*Task item*:
From the text below on withdrawal symptoms, list every scale or questionnaire that the trials used to assess withdrawal symptoms. Give each one's abbreviation and full name.

*Text*:
---*---
Figure 2. Forest plot reporting the differences in craving ratings in patients with SUD and treated with NAC as compared to Placebo. Abbreviation. SUD, Substances Use Disorder; NAC, N-acetylcysteine; CI, confidence interval; IV, Inverse Variance.
3.2 Secondary outcomes
3.2.1 Withdrawal symptoms
The data on withdrawal symptoms are found in 5 trials (Knackstedt et al., 2009; McKetin et al., 2021; Froeliger et al., 2015; Schmaal et al., 2011; LaRowe et al., 2006). Among these, 3 trials (Knackstedt et al., 2009; Froeliger et al., 2015; Schmaal et al., 2011) assessed the effect of NAC on nicotine dependence. Different scales were used to assess withdrawal symptoms across these trials: specifically, Schmall, 2011 (Schmaal et al., 2011) and Knackstedt, 2009 (Knackstedt et al., 2009) used the MNWS (Minnesota Nicotine Withdrawal Symptoms), while Froeliger, 2015 (Froeliger et al., 2015) used a modified version of the SJWQ (Schiffman-Jarvik Questionnaire). McKetin, 2021 (McKetin et al., 2021) evaluated withdrawal symptoms using the AWQ (Amphetamine Withdrawal Questionnaire), and LaRowe, 2006 (LaRowe et al., 2006) used the CSSA (Cocaine Selective Severity Assessment). The data were analyzed for 245 patients and showed no significant difference between treatment groups (SMD -0.18 (−0.43, 0.08), p = 0.17), with no heterogeneity detected among the studies (p = 0.56, I2 = 0%, Tau2 = 0.00).
---*---
*Supplied information*:
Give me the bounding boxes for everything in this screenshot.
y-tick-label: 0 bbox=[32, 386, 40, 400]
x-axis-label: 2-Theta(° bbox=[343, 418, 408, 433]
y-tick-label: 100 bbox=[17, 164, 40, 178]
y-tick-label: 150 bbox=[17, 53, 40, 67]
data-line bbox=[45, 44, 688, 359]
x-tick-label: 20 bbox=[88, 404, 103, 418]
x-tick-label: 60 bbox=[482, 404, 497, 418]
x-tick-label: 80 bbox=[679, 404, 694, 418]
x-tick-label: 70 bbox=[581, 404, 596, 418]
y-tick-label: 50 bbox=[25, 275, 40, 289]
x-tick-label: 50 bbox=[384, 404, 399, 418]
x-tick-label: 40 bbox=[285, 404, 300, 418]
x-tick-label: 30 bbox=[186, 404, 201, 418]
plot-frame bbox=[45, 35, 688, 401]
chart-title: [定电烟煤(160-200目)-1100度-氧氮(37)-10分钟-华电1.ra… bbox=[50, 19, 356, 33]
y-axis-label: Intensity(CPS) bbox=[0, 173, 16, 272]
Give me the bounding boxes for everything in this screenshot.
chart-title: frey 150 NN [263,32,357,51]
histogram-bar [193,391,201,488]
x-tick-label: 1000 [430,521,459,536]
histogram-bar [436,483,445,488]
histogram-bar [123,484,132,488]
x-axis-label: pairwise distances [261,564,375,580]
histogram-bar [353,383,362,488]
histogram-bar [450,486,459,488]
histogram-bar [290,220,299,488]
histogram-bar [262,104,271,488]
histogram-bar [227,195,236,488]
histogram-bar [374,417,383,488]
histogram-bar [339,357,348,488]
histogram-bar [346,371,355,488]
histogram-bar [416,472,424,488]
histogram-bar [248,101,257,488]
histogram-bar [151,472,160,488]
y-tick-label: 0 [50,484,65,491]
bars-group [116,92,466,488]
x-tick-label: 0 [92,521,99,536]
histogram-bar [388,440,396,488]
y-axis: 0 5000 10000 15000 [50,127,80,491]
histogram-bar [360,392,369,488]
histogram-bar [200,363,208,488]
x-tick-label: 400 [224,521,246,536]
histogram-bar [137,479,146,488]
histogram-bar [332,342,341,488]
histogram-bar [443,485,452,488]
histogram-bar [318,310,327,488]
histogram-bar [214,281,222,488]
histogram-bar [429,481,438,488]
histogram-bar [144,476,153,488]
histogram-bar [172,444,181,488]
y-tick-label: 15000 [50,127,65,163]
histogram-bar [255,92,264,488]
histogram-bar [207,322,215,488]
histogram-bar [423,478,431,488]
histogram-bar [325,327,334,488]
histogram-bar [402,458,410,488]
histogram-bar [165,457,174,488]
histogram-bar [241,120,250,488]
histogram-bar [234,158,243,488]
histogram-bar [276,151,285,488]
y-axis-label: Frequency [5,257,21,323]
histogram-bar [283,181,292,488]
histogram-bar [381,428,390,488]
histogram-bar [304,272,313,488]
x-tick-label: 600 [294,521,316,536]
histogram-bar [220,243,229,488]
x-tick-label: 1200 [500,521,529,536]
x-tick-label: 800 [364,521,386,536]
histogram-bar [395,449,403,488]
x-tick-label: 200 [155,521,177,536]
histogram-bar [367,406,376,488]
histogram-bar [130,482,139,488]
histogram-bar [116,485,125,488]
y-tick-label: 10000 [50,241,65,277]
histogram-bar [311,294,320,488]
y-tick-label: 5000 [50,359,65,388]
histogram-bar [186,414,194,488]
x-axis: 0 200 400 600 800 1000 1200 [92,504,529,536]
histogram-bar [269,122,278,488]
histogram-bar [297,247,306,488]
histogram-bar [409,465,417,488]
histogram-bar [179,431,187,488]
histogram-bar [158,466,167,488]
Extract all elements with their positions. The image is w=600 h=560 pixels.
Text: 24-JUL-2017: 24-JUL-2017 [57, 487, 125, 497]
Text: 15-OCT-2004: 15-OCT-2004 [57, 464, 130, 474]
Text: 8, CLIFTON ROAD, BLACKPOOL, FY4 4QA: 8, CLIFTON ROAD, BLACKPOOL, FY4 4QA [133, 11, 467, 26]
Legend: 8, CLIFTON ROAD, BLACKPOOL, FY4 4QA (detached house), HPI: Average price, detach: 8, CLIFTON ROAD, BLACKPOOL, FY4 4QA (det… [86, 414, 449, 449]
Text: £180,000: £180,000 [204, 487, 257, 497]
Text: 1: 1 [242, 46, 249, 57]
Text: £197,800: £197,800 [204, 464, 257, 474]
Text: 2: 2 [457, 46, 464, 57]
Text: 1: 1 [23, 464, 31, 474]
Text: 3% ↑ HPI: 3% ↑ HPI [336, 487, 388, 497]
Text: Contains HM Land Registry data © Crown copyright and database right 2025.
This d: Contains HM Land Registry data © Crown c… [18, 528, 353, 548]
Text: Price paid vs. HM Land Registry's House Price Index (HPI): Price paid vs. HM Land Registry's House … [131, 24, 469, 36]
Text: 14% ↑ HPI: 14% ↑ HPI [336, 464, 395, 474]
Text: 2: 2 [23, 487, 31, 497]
---*---
*Completed task*:
- MNWS (Minnesota Nicotine Withdrawal Symptoms)
- SJWQ (Schiffman-Jarvik Questionnaire), in a modified version
- AWQ (Amphetamine Withdrawal Questionnaire)
- CSSA (Cocaine Selective Severity Assessment)